Extract every line that contains the word "rgba".

++++++++

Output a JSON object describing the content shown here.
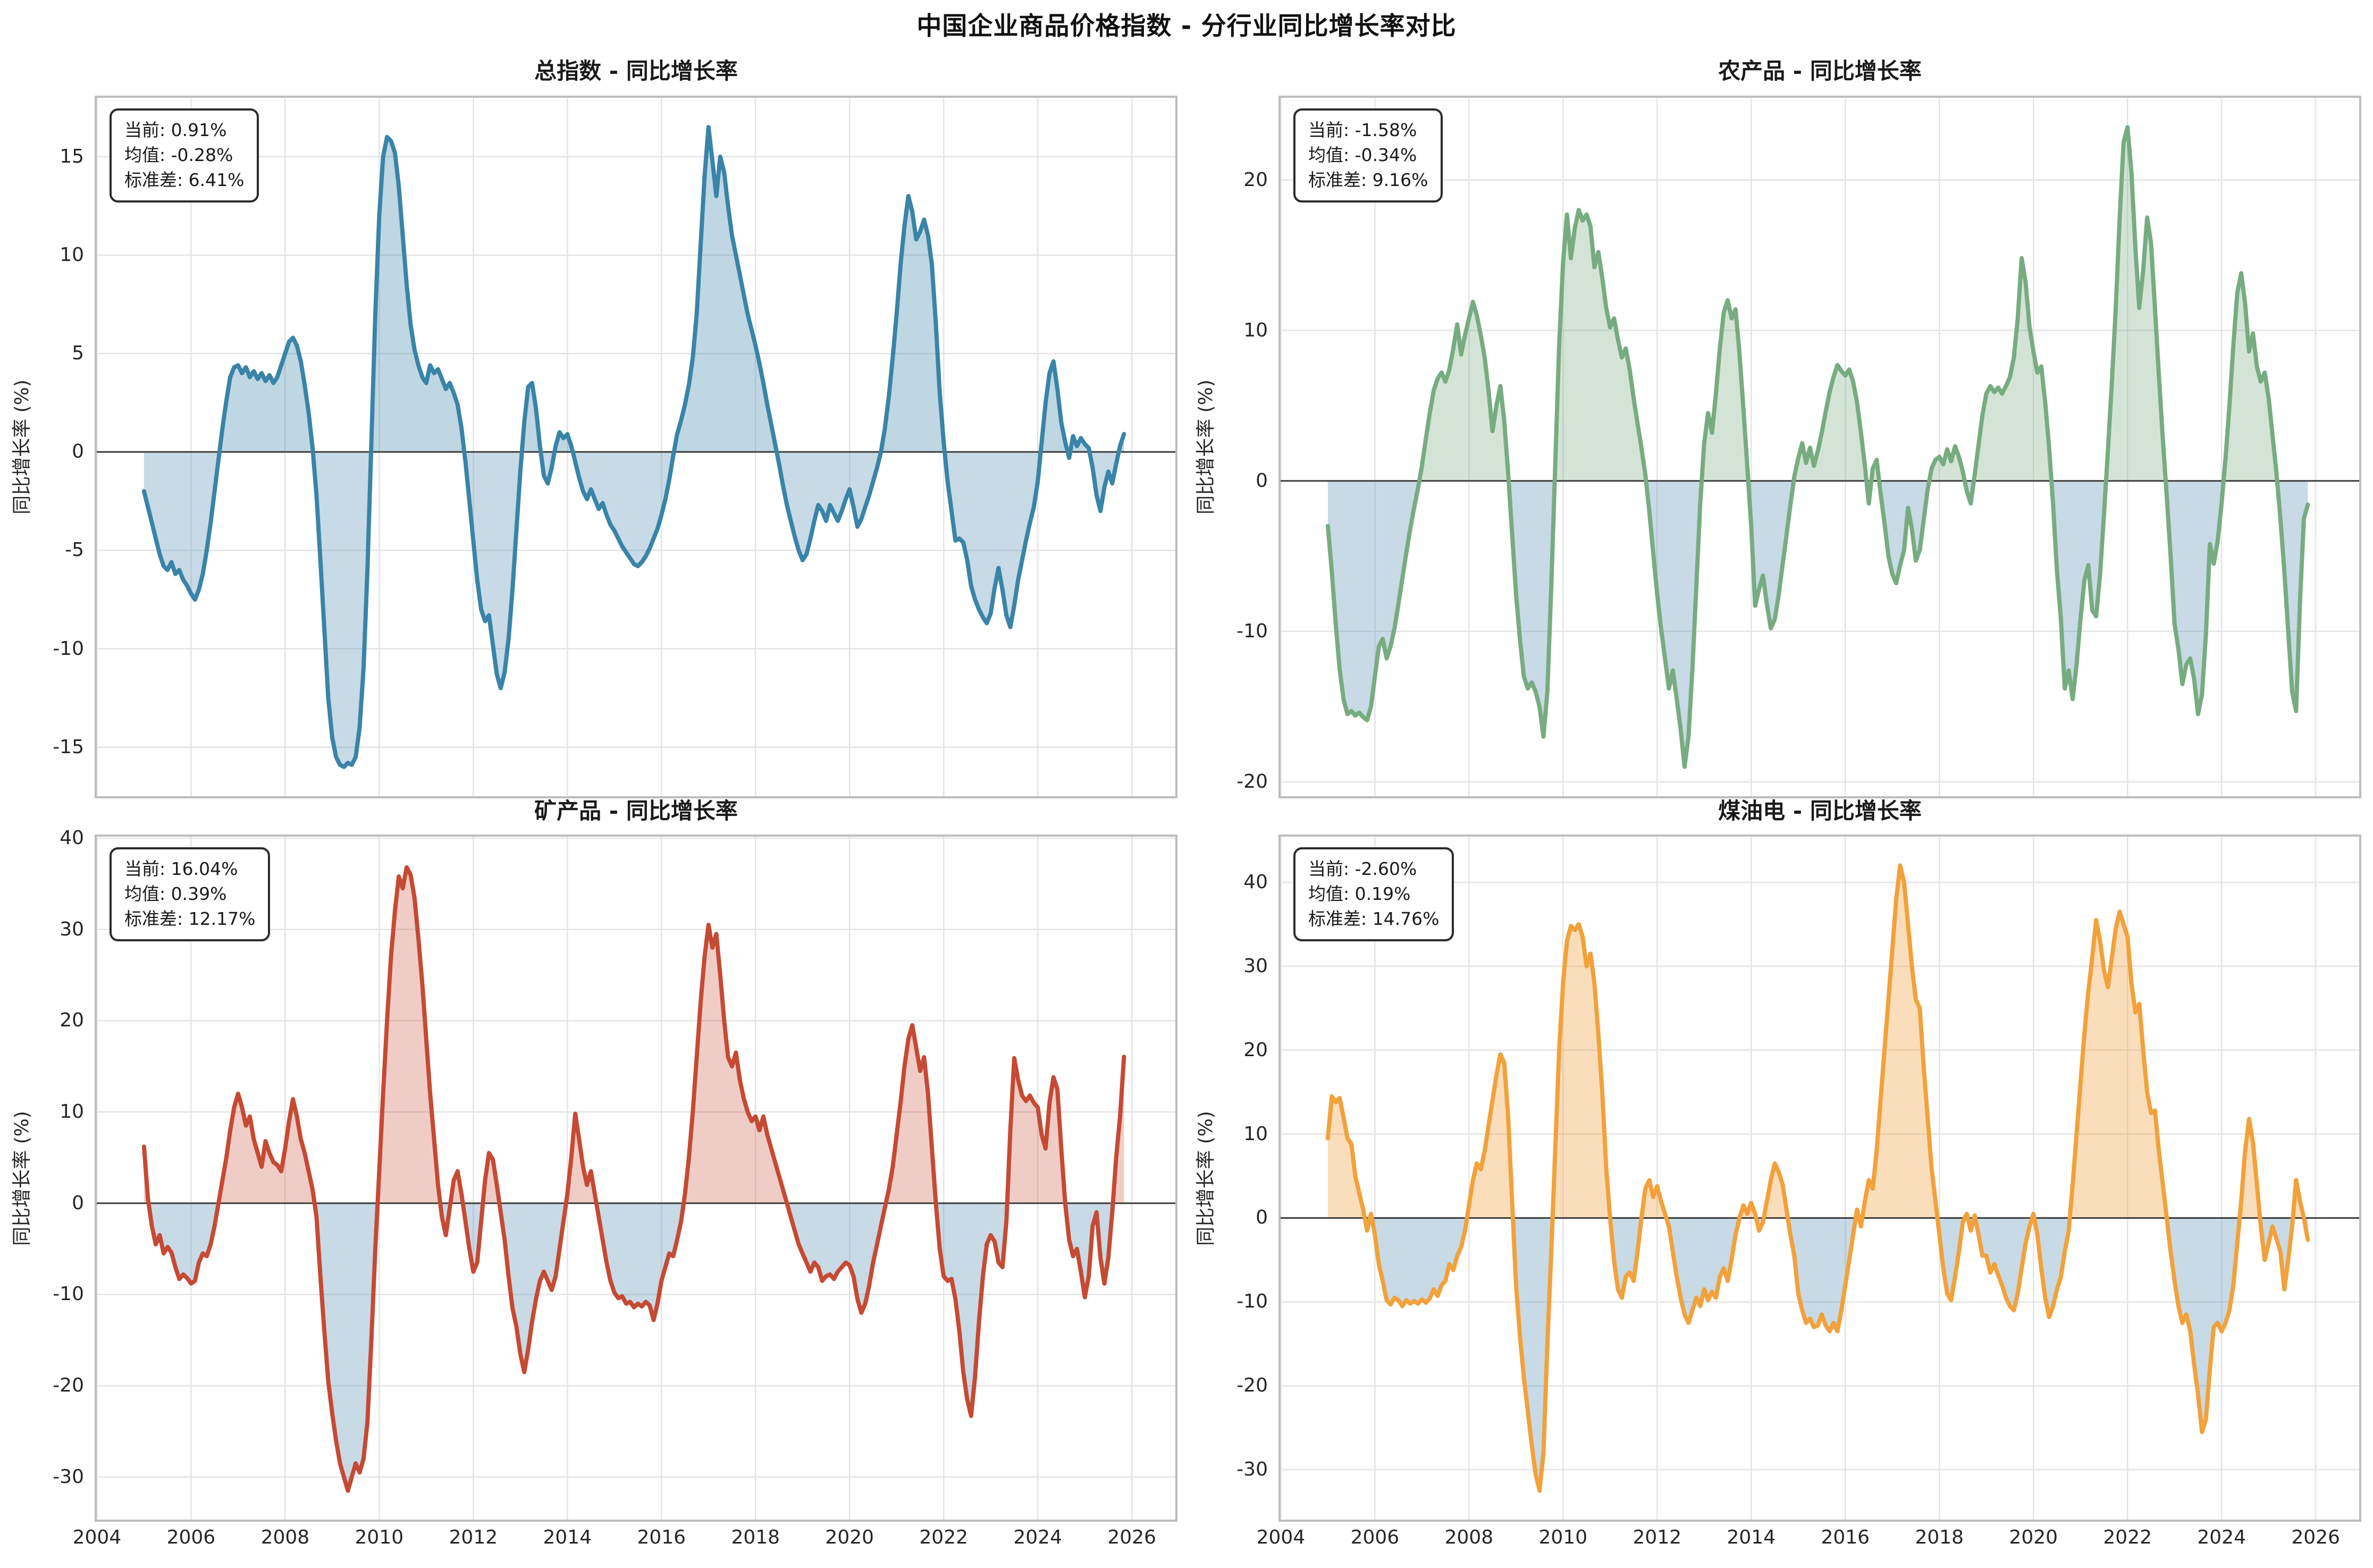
{
  "figure_title": "中国企业商品价格指数 - 分行业同比增长率对比",
  "colors": {
    "negative_fill": "rgba(108,158,188,0.38)",
    "grid": "#e4e4e4",
    "zero_line": "#3d3d3d",
    "plot_border": "#bdbdbd",
    "text": "#262626",
    "title": "#111111"
  },
  "chart_data": [
    {
      "type": "line",
      "title": "总指数 - 同比增长率",
      "ylabel": "同比增长率 (%)",
      "stats": {
        "current": "当前: 0.91%",
        "mean": "均值: -0.28%",
        "std": "标准差: 6.41%"
      },
      "line_color": "#3984a8",
      "fill_color": "rgba(57,132,168,0.32)",
      "x_start_year": 2005.0,
      "x_interval": "monthly",
      "x_range": [
        2003.95,
        2026.97
      ],
      "x_ticks": [
        2004,
        2006,
        2008,
        2010,
        2012,
        2014,
        2016,
        2018,
        2020,
        2022,
        2024,
        2026
      ],
      "y_range": [
        -17.6,
        18.1
      ],
      "y_ticks": [
        15,
        10,
        5,
        0,
        -5,
        -10,
        -15
      ],
      "grid": true,
      "values": [
        -2.0,
        -2.8,
        -3.6,
        -4.4,
        -5.2,
        -5.8,
        -6.0,
        -5.6,
        -6.2,
        -6.0,
        -6.5,
        -6.8,
        -7.2,
        -7.5,
        -7.0,
        -6.2,
        -5.0,
        -3.6,
        -2.0,
        -0.4,
        1.2,
        2.6,
        3.8,
        4.3,
        4.4,
        4.0,
        4.3,
        3.8,
        4.1,
        3.7,
        4.0,
        3.6,
        3.9,
        3.5,
        3.8,
        4.4,
        5.0,
        5.6,
        5.8,
        5.4,
        4.6,
        3.4,
        2.0,
        0.2,
        -2.2,
        -5.5,
        -9.0,
        -12.5,
        -14.5,
        -15.5,
        -15.9,
        -16.0,
        -15.8,
        -15.9,
        -15.5,
        -14.0,
        -11.0,
        -6.0,
        0.5,
        7.0,
        12.0,
        15.0,
        16.0,
        15.8,
        15.2,
        13.5,
        11.0,
        8.5,
        6.5,
        5.2,
        4.4,
        3.8,
        3.5,
        4.4,
        4.0,
        4.2,
        3.7,
        3.2,
        3.5,
        3.0,
        2.4,
        1.2,
        -0.5,
        -2.5,
        -4.5,
        -6.5,
        -8.0,
        -8.6,
        -8.3,
        -9.8,
        -11.3,
        -12.0,
        -11.2,
        -9.5,
        -7.0,
        -4.0,
        -1.0,
        1.5,
        3.3,
        3.5,
        2.2,
        0.3,
        -1.2,
        -1.6,
        -0.8,
        0.3,
        1.0,
        0.7,
        0.9,
        0.3,
        -0.5,
        -1.3,
        -2.0,
        -2.4,
        -1.9,
        -2.4,
        -2.9,
        -2.6,
        -3.2,
        -3.7,
        -4.0,
        -4.4,
        -4.8,
        -5.1,
        -5.4,
        -5.7,
        -5.8,
        -5.6,
        -5.3,
        -4.9,
        -4.4,
        -3.9,
        -3.2,
        -2.4,
        -1.4,
        -0.2,
        0.9,
        1.6,
        2.4,
        3.4,
        4.8,
        7.0,
        10.5,
        14.0,
        16.5,
        14.8,
        13.0,
        15.0,
        14.2,
        12.5,
        11.0,
        10.0,
        9.0,
        8.0,
        7.0,
        6.2,
        5.4,
        4.5,
        3.5,
        2.4,
        1.4,
        0.4,
        -0.6,
        -1.7,
        -2.7,
        -3.5,
        -4.3,
        -5.0,
        -5.5,
        -5.2,
        -4.4,
        -3.5,
        -2.7,
        -3.0,
        -3.5,
        -2.7,
        -3.1,
        -3.5,
        -3.0,
        -2.4,
        -1.9,
        -2.8,
        -3.8,
        -3.4,
        -2.8,
        -2.2,
        -1.5,
        -0.8,
        0.0,
        1.2,
        2.8,
        4.8,
        7.0,
        9.5,
        11.5,
        13.0,
        12.2,
        10.8,
        11.2,
        11.8,
        11.0,
        9.5,
        6.5,
        3.0,
        0.5,
        -1.5,
        -3.0,
        -4.5,
        -4.4,
        -4.6,
        -5.5,
        -6.8,
        -7.5,
        -8.0,
        -8.4,
        -8.7,
        -8.2,
        -6.9,
        -5.9,
        -7.0,
        -8.3,
        -8.9,
        -7.8,
        -6.5,
        -5.5,
        -4.5,
        -3.6,
        -2.8,
        -1.5,
        0.5,
        2.5,
        4.0,
        4.6,
        3.2,
        1.5,
        0.5,
        -0.3,
        0.8,
        0.3,
        0.7,
        0.4,
        0.2,
        -0.8,
        -2.2,
        -3.0,
        -1.8,
        -1.0,
        -1.6,
        -0.6,
        0.3,
        0.91
      ]
    },
    {
      "type": "line",
      "title": "农产品 - 同比增长率",
      "ylabel": "同比增长率 (%)",
      "stats": {
        "current": "当前: -1.58%",
        "mean": "均值: -0.34%",
        "std": "标准差: 9.16%"
      },
      "line_color": "#77ac80",
      "fill_color": "rgba(119,172,128,0.32)",
      "x_start_year": 2005.0,
      "x_interval": "monthly",
      "x_range": [
        2003.95,
        2026.97
      ],
      "x_ticks": [
        2004,
        2006,
        2008,
        2010,
        2012,
        2014,
        2016,
        2018,
        2020,
        2022,
        2024,
        2026
      ],
      "y_range": [
        -21.1,
        25.6
      ],
      "y_ticks": [
        20,
        10,
        0,
        -10,
        -20
      ],
      "grid": true,
      "values": [
        -3.0,
        -6.0,
        -9.5,
        -12.5,
        -14.5,
        -15.5,
        -15.3,
        -15.6,
        -15.4,
        -15.7,
        -15.9,
        -15.0,
        -13.0,
        -11.0,
        -10.5,
        -11.8,
        -11.0,
        -9.8,
        -8.2,
        -6.5,
        -4.8,
        -3.2,
        -1.8,
        -0.5,
        1.0,
        2.8,
        4.5,
        6.0,
        6.8,
        7.2,
        6.6,
        7.4,
        8.8,
        10.4,
        8.4,
        9.7,
        10.8,
        11.9,
        11.0,
        9.7,
        8.2,
        6.0,
        3.3,
        5.0,
        6.3,
        4.0,
        0.5,
        -3.5,
        -7.5,
        -10.5,
        -13.0,
        -13.8,
        -13.4,
        -14.0,
        -15.0,
        -17.0,
        -14.0,
        -7.0,
        1.0,
        9.0,
        14.5,
        17.7,
        14.8,
        16.8,
        18.0,
        17.3,
        17.7,
        16.9,
        14.2,
        15.2,
        13.5,
        11.5,
        10.2,
        10.8,
        9.4,
        8.2,
        8.8,
        7.4,
        5.5,
        3.8,
        2.2,
        0.4,
        -2.0,
        -4.8,
        -7.5,
        -9.8,
        -11.8,
        -13.8,
        -12.6,
        -14.5,
        -16.5,
        -19.0,
        -17.0,
        -12.5,
        -7.0,
        -1.5,
        2.5,
        4.5,
        3.2,
        5.8,
        8.8,
        11.2,
        12.0,
        10.8,
        11.4,
        8.5,
        4.8,
        1.0,
        -3.0,
        -8.3,
        -7.2,
        -6.3,
        -8.2,
        -9.8,
        -9.2,
        -7.6,
        -5.6,
        -3.6,
        -1.6,
        0.3,
        1.5,
        2.5,
        1.2,
        2.2,
        1.0,
        2.0,
        3.2,
        4.6,
        5.9,
        6.9,
        7.7,
        7.3,
        7.0,
        7.4,
        6.6,
        5.2,
        3.2,
        1.0,
        -1.5,
        0.8,
        1.4,
        -0.8,
        -2.8,
        -5.0,
        -6.2,
        -6.8,
        -5.6,
        -4.6,
        -1.8,
        -3.2,
        -5.3,
        -4.6,
        -2.6,
        -0.6,
        0.8,
        1.4,
        1.6,
        1.1,
        2.1,
        1.3,
        2.3,
        1.6,
        0.6,
        -0.7,
        -1.5,
        0.4,
        2.4,
        4.4,
        5.8,
        6.3,
        5.9,
        6.2,
        5.8,
        6.3,
        6.9,
        8.2,
        10.8,
        14.8,
        13.2,
        10.2,
        8.6,
        7.2,
        7.6,
        5.2,
        2.2,
        -1.5,
        -6.0,
        -9.2,
        -13.8,
        -12.6,
        -14.5,
        -12.2,
        -9.2,
        -6.6,
        -5.6,
        -8.6,
        -9.0,
        -6.2,
        -2.2,
        2.0,
        6.5,
        11.5,
        17.5,
        22.5,
        23.5,
        20.5,
        15.5,
        11.5,
        14.0,
        17.5,
        15.8,
        11.5,
        7.0,
        2.8,
        -1.0,
        -5.0,
        -9.5,
        -11.2,
        -13.5,
        -12.2,
        -11.8,
        -13.2,
        -15.5,
        -14.2,
        -10.2,
        -4.2,
        -5.5,
        -4.0,
        -1.5,
        1.5,
        5.0,
        9.0,
        12.5,
        13.8,
        11.8,
        8.6,
        9.8,
        7.6,
        6.6,
        7.2,
        5.5,
        3.0,
        0.5,
        -2.5,
        -6.0,
        -10.0,
        -14.0,
        -15.3,
        -8.0,
        -2.5,
        -1.58
      ]
    },
    {
      "type": "line",
      "title": "矿产品 - 同比增长率",
      "ylabel": "同比增长率 (%)",
      "stats": {
        "current": "当前: 16.04%",
        "mean": "均值: 0.39%",
        "std": "标准差: 12.17%"
      },
      "line_color": "#c64a33",
      "fill_color": "rgba(198,74,51,0.28)",
      "x_start_year": 2005.0,
      "x_interval": "monthly",
      "x_range": [
        2003.95,
        2026.97
      ],
      "x_ticks": [
        2004,
        2006,
        2008,
        2010,
        2012,
        2014,
        2016,
        2018,
        2020,
        2022,
        2024,
        2026
      ],
      "y_range": [
        -34.9,
        40.4
      ],
      "y_ticks": [
        40,
        30,
        20,
        10,
        0,
        -10,
        -20,
        -30
      ],
      "grid": true,
      "values": [
        6.2,
        0.5,
        -2.5,
        -4.5,
        -3.5,
        -5.5,
        -4.8,
        -5.4,
        -7.0,
        -8.3,
        -7.8,
        -8.2,
        -8.8,
        -8.5,
        -6.5,
        -5.5,
        -5.8,
        -4.5,
        -2.5,
        0.0,
        2.5,
        5.0,
        8.0,
        10.5,
        12.0,
        10.5,
        8.5,
        9.5,
        7.0,
        5.5,
        4.0,
        6.8,
        5.5,
        4.5,
        4.2,
        3.5,
        6.0,
        9.0,
        11.4,
        9.5,
        7.0,
        5.5,
        3.5,
        1.5,
        -1.5,
        -8.0,
        -14.0,
        -19.5,
        -23.0,
        -26.0,
        -28.5,
        -30.0,
        -31.5,
        -30.0,
        -28.5,
        -29.5,
        -28.0,
        -24.0,
        -15.0,
        -5.0,
        3.5,
        12.0,
        20.0,
        27.0,
        32.0,
        35.8,
        34.5,
        36.8,
        36.0,
        33.5,
        29.0,
        24.0,
        18.0,
        12.0,
        7.0,
        2.0,
        -1.5,
        -3.5,
        -0.5,
        2.5,
        3.5,
        1.0,
        -2.0,
        -5.0,
        -7.5,
        -6.5,
        -2.0,
        2.5,
        5.5,
        4.8,
        2.0,
        -1.0,
        -4.0,
        -8.0,
        -11.5,
        -13.5,
        -16.5,
        -18.5,
        -16.0,
        -13.0,
        -10.5,
        -8.5,
        -7.5,
        -8.5,
        -9.5,
        -8.0,
        -5.0,
        -2.0,
        1.0,
        5.0,
        9.8,
        7.0,
        4.0,
        2.0,
        3.5,
        1.0,
        -1.5,
        -4.0,
        -6.5,
        -8.5,
        -9.8,
        -10.4,
        -10.2,
        -11.0,
        -10.8,
        -11.4,
        -11.0,
        -11.3,
        -10.8,
        -11.2,
        -12.8,
        -11.0,
        -8.5,
        -7.0,
        -5.5,
        -5.8,
        -4.0,
        -2.0,
        1.0,
        5.0,
        10.0,
        16.0,
        22.0,
        27.0,
        30.5,
        28.0,
        29.5,
        25.0,
        20.0,
        16.0,
        15.0,
        16.5,
        13.5,
        11.5,
        10.0,
        9.0,
        9.5,
        8.0,
        9.5,
        7.5,
        6.0,
        4.5,
        3.0,
        1.5,
        0.0,
        -1.5,
        -3.0,
        -4.5,
        -5.5,
        -6.5,
        -7.5,
        -6.5,
        -7.0,
        -8.5,
        -8.0,
        -7.8,
        -8.3,
        -7.5,
        -7.0,
        -6.5,
        -6.8,
        -8.0,
        -10.5,
        -12.0,
        -11.0,
        -9.0,
        -6.5,
        -4.5,
        -2.5,
        -0.5,
        1.5,
        4.0,
        7.5,
        11.0,
        15.0,
        18.0,
        19.5,
        17.0,
        14.5,
        16.0,
        12.0,
        6.0,
        0.0,
        -5.0,
        -8.0,
        -8.5,
        -8.3,
        -10.5,
        -14.0,
        -18.5,
        -21.5,
        -23.3,
        -19.0,
        -13.0,
        -8.0,
        -4.5,
        -3.5,
        -4.2,
        -6.5,
        -7.0,
        -2.0,
        8.0,
        15.9,
        13.5,
        11.8,
        11.2,
        11.8,
        11.0,
        10.5,
        7.5,
        6.0,
        11.0,
        13.8,
        12.5,
        6.0,
        0.0,
        -4.0,
        -5.8,
        -5.0,
        -7.5,
        -10.3,
        -8.0,
        -2.5,
        -1.0,
        -6.0,
        -8.8,
        -6.0,
        -1.0,
        5.0,
        9.5,
        16.04
      ]
    },
    {
      "type": "line",
      "title": "煤油电 - 同比增长率",
      "ylabel": "同比增长率 (%)",
      "stats": {
        "current": "当前: -2.60%",
        "mean": "均值: 0.19%",
        "std": "标准差: 14.76%"
      },
      "line_color": "#f2a13b",
      "fill_color": "rgba(242,161,59,0.35)",
      "x_start_year": 2005.0,
      "x_interval": "monthly",
      "x_range": [
        2003.95,
        2026.97
      ],
      "x_ticks": [
        2004,
        2006,
        2008,
        2010,
        2012,
        2014,
        2016,
        2018,
        2020,
        2022,
        2024,
        2026
      ],
      "y_range": [
        -36.2,
        45.7
      ],
      "y_ticks": [
        40,
        30,
        20,
        10,
        0,
        -10,
        -20,
        -30
      ],
      "grid": true,
      "values": [
        9.5,
        14.5,
        13.8,
        14.3,
        12.0,
        9.5,
        8.8,
        5.0,
        3.0,
        1.0,
        -1.5,
        0.5,
        -2.0,
        -5.5,
        -7.5,
        -9.8,
        -10.3,
        -9.5,
        -9.8,
        -10.5,
        -9.8,
        -10.2,
        -9.9,
        -10.2,
        -9.7,
        -10.1,
        -9.6,
        -8.5,
        -9.3,
        -8.0,
        -7.5,
        -5.5,
        -6.2,
        -4.5,
        -3.5,
        -1.5,
        1.5,
        4.5,
        6.5,
        5.8,
        8.0,
        11.0,
        14.0,
        17.0,
        19.5,
        18.5,
        12.0,
        2.0,
        -8.0,
        -14.0,
        -19.0,
        -23.0,
        -27.0,
        -30.5,
        -32.5,
        -28.0,
        -15.0,
        -4.0,
        8.0,
        20.0,
        28.0,
        33.0,
        34.8,
        34.3,
        35.0,
        33.5,
        30.0,
        31.5,
        28.0,
        22.0,
        15.0,
        6.0,
        0.0,
        -5.0,
        -8.5,
        -9.5,
        -7.0,
        -6.5,
        -7.5,
        -4.0,
        0.0,
        3.5,
        4.5,
        2.5,
        3.8,
        2.0,
        0.5,
        -1.0,
        -4.0,
        -7.0,
        -9.5,
        -11.5,
        -12.5,
        -11.0,
        -9.5,
        -10.5,
        -8.5,
        -9.8,
        -8.8,
        -9.5,
        -7.0,
        -6.0,
        -7.5,
        -5.0,
        -2.0,
        0.0,
        1.5,
        0.5,
        1.8,
        0.5,
        -1.5,
        -0.5,
        2.0,
        4.5,
        6.5,
        5.5,
        4.0,
        1.0,
        -2.0,
        -4.5,
        -9.0,
        -11.0,
        -12.5,
        -12.0,
        -13.0,
        -12.8,
        -11.5,
        -12.8,
        -13.5,
        -12.5,
        -13.5,
        -11.0,
        -8.0,
        -5.0,
        -2.0,
        1.0,
        -1.0,
        2.0,
        4.5,
        3.5,
        8.0,
        14.0,
        20.0,
        26.0,
        32.0,
        38.0,
        42.0,
        40.0,
        35.0,
        30.0,
        26.0,
        25.0,
        18.0,
        12.0,
        6.0,
        2.0,
        -2.0,
        -6.0,
        -9.0,
        -9.8,
        -7.0,
        -4.0,
        -0.5,
        0.5,
        -1.5,
        0.3,
        -2.0,
        -4.5,
        -4.5,
        -6.5,
        -5.5,
        -6.8,
        -8.0,
        -9.5,
        -10.5,
        -11.0,
        -9.0,
        -6.0,
        -3.0,
        -1.0,
        0.5,
        -2.0,
        -6.0,
        -9.5,
        -11.8,
        -10.5,
        -8.5,
        -7.0,
        -4.0,
        -1.5,
        4.0,
        10.0,
        16.0,
        22.0,
        27.0,
        31.0,
        35.5,
        33.0,
        29.5,
        27.5,
        31.0,
        34.5,
        36.5,
        35.0,
        33.5,
        28.0,
        24.5,
        25.5,
        20.0,
        15.0,
        12.5,
        12.8,
        8.0,
        4.0,
        0.0,
        -4.0,
        -7.5,
        -10.5,
        -12.5,
        -11.5,
        -13.5,
        -17.5,
        -21.0,
        -25.5,
        -24.0,
        -18.0,
        -13.0,
        -12.5,
        -13.5,
        -12.5,
        -11.0,
        -8.0,
        -3.0,
        2.0,
        8.0,
        11.8,
        9.0,
        4.0,
        -1.0,
        -5.0,
        -3.0,
        -1.0,
        -2.5,
        -4.0,
        -8.5,
        -5.0,
        -1.0,
        4.5,
        2.0,
        0.0,
        -2.6
      ]
    }
  ]
}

++++++++

RESULT OF THE TASK
    "negative_fill": "rgba(108,158,188,0.38)",
      "fill_color": "rgba(57,132,168,0.32)",
      "fill_color": "rgba(119,172,128,0.32)",
      "fill_color": "rgba(198,74,51,0.28)",
      "fill_color": "rgba(242,161,59,0.35)",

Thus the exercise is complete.